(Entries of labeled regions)
----------

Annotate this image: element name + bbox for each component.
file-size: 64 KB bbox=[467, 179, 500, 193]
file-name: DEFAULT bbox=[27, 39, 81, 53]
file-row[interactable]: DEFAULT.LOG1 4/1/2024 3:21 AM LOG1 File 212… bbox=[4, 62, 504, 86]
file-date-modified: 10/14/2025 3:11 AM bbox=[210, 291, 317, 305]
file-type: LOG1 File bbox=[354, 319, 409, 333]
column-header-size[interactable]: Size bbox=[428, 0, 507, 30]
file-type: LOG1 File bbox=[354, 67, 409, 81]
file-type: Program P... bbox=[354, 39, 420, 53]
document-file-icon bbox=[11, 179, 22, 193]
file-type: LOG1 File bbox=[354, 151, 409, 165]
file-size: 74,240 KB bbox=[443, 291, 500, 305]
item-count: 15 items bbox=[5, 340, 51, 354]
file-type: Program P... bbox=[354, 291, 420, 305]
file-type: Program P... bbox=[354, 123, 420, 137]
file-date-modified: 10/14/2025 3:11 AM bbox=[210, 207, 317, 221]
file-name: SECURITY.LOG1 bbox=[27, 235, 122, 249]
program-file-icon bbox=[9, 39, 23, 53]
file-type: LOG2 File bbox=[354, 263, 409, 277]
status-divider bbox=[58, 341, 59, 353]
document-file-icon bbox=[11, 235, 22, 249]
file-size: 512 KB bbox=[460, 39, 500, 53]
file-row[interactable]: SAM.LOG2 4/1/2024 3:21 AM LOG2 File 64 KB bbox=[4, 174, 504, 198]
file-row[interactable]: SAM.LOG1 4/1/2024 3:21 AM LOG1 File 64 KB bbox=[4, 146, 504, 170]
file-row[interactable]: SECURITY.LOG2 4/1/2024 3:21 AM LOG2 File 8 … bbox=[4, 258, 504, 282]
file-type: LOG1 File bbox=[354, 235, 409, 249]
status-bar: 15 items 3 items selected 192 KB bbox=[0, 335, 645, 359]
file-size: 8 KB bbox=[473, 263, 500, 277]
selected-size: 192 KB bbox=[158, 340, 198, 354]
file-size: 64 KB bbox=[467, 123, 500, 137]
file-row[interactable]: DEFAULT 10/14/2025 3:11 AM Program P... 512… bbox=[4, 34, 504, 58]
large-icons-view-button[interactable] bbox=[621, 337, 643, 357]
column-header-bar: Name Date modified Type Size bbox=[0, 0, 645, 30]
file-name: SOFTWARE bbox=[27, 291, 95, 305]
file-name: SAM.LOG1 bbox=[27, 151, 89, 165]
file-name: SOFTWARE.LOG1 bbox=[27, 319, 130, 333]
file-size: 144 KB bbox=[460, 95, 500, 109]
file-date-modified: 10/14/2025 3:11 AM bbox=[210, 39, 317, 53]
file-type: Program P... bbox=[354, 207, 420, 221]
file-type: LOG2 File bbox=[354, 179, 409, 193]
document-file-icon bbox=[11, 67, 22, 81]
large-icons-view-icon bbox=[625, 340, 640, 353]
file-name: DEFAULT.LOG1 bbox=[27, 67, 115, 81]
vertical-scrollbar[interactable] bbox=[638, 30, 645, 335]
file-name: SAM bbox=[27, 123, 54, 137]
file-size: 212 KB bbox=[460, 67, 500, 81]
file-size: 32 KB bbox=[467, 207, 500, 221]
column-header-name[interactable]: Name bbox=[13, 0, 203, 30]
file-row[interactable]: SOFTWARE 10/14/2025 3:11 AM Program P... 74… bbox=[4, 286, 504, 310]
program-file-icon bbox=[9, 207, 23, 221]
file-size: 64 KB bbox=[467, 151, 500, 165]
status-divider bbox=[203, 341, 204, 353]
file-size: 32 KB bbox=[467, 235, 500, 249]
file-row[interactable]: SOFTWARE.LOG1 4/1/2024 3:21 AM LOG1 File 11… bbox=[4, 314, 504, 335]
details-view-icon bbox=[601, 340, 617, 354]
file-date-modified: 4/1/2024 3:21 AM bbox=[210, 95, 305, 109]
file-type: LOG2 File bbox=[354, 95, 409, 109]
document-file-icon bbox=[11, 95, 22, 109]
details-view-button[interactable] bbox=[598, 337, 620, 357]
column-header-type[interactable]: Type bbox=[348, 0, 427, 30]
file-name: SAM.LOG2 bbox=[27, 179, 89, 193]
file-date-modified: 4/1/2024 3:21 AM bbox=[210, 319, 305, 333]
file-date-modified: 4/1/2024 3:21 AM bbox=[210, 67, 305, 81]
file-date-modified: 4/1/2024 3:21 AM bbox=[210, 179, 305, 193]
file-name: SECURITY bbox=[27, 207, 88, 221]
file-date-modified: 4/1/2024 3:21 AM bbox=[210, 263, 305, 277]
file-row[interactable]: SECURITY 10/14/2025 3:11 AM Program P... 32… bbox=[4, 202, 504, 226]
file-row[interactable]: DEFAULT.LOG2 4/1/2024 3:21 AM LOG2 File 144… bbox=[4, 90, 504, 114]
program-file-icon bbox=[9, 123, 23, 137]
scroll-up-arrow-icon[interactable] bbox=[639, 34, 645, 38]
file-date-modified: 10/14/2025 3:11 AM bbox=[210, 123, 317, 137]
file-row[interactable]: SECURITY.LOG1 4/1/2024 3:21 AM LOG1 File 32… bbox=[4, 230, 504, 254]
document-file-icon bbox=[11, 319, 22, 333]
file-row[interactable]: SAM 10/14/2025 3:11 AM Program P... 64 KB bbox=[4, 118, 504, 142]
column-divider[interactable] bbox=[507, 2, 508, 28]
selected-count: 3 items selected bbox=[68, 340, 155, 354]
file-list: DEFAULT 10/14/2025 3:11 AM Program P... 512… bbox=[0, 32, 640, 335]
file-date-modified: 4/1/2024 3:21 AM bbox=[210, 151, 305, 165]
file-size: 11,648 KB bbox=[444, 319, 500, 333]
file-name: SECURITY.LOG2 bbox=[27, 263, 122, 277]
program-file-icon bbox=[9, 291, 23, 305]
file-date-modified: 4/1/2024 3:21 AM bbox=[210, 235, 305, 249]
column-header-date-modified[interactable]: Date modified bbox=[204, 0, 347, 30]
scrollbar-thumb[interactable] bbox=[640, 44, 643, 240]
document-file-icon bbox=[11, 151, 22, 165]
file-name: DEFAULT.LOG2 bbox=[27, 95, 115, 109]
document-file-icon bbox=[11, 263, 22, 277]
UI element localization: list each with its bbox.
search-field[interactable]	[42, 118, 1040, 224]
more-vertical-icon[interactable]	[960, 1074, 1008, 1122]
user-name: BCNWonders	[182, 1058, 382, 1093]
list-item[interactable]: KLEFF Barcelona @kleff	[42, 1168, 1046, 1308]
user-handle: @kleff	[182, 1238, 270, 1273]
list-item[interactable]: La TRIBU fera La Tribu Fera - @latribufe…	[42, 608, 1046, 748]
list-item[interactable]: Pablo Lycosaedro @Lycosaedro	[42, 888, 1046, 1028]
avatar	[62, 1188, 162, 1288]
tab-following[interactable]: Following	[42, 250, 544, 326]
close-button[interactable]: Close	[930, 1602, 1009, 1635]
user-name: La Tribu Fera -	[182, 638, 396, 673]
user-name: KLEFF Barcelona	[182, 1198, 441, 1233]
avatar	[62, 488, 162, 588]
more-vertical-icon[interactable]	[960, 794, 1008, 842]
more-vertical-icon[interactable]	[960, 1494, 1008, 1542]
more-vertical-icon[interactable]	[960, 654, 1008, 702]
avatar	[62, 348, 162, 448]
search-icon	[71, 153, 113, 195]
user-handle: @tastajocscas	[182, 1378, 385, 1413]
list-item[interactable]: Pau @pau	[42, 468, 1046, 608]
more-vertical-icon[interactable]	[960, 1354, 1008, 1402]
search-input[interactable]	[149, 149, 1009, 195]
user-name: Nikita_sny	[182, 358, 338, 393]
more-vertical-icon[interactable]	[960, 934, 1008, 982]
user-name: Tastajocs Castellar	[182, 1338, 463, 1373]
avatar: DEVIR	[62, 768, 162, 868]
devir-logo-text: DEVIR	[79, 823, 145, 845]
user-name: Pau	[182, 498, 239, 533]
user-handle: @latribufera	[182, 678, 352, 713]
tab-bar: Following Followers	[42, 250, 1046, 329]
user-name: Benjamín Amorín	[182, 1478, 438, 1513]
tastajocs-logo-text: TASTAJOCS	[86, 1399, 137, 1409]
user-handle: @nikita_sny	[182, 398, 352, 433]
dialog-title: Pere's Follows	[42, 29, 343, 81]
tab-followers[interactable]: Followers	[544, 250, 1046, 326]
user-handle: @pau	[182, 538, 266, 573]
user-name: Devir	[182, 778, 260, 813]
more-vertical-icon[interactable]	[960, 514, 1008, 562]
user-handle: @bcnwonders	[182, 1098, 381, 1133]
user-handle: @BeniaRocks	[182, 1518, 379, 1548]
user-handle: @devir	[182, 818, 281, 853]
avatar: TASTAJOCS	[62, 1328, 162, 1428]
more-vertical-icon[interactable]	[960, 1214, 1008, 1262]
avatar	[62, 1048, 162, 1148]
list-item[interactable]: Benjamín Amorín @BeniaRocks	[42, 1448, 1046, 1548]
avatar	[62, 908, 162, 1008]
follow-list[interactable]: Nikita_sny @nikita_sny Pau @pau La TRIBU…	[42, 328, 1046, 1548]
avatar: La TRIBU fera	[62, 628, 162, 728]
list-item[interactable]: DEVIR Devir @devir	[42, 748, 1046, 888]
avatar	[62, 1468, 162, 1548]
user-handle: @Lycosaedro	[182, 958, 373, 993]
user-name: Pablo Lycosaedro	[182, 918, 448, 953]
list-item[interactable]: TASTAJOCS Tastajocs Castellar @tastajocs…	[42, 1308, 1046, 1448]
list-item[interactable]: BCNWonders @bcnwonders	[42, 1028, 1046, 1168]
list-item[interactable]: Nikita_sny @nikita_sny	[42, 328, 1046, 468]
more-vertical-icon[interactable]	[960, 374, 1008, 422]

----------

§ **What to work on**
Copy the listing word for word, from its first line down to and including the line that contains "file-row[interactable]: SAM.LOG2 4/1/2024".

§ **Solved exercise**
Annotate this image: element name + bbox for each component.
file-size: 64 KB bbox=[467, 179, 500, 193]
file-name: DEFAULT bbox=[27, 39, 81, 53]
file-row[interactable]: DEFAULT.LOG1 4/1/2024 3:21 AM LOG1 File 212… bbox=[4, 62, 504, 86]
file-date-modified: 10/14/2025 3:11 AM bbox=[210, 291, 317, 305]
file-type: LOG1 File bbox=[354, 319, 409, 333]
column-header-size[interactable]: Size bbox=[428, 0, 507, 30]
file-type: LOG1 File bbox=[354, 67, 409, 81]
file-type: Program P... bbox=[354, 39, 420, 53]
document-file-icon bbox=[11, 179, 22, 193]
file-type: LOG1 File bbox=[354, 151, 409, 165]
file-size: 74,240 KB bbox=[443, 291, 500, 305]
item-count: 15 items bbox=[5, 340, 51, 354]
file-type: Program P... bbox=[354, 291, 420, 305]
file-type: Program P... bbox=[354, 123, 420, 137]
file-date-modified: 10/14/2025 3:11 AM bbox=[210, 207, 317, 221]
file-name: SECURITY.LOG1 bbox=[27, 235, 122, 249]
program-file-icon bbox=[9, 39, 23, 53]
file-type: LOG2 File bbox=[354, 263, 409, 277]
status-divider bbox=[58, 341, 59, 353]
document-file-icon bbox=[11, 235, 22, 249]
file-size: 512 KB bbox=[460, 39, 500, 53]
file-row[interactable]: SAM.LOG2 4/1/2024 3:21 AM LOG2 File 64 KB bbox=[4, 174, 504, 198]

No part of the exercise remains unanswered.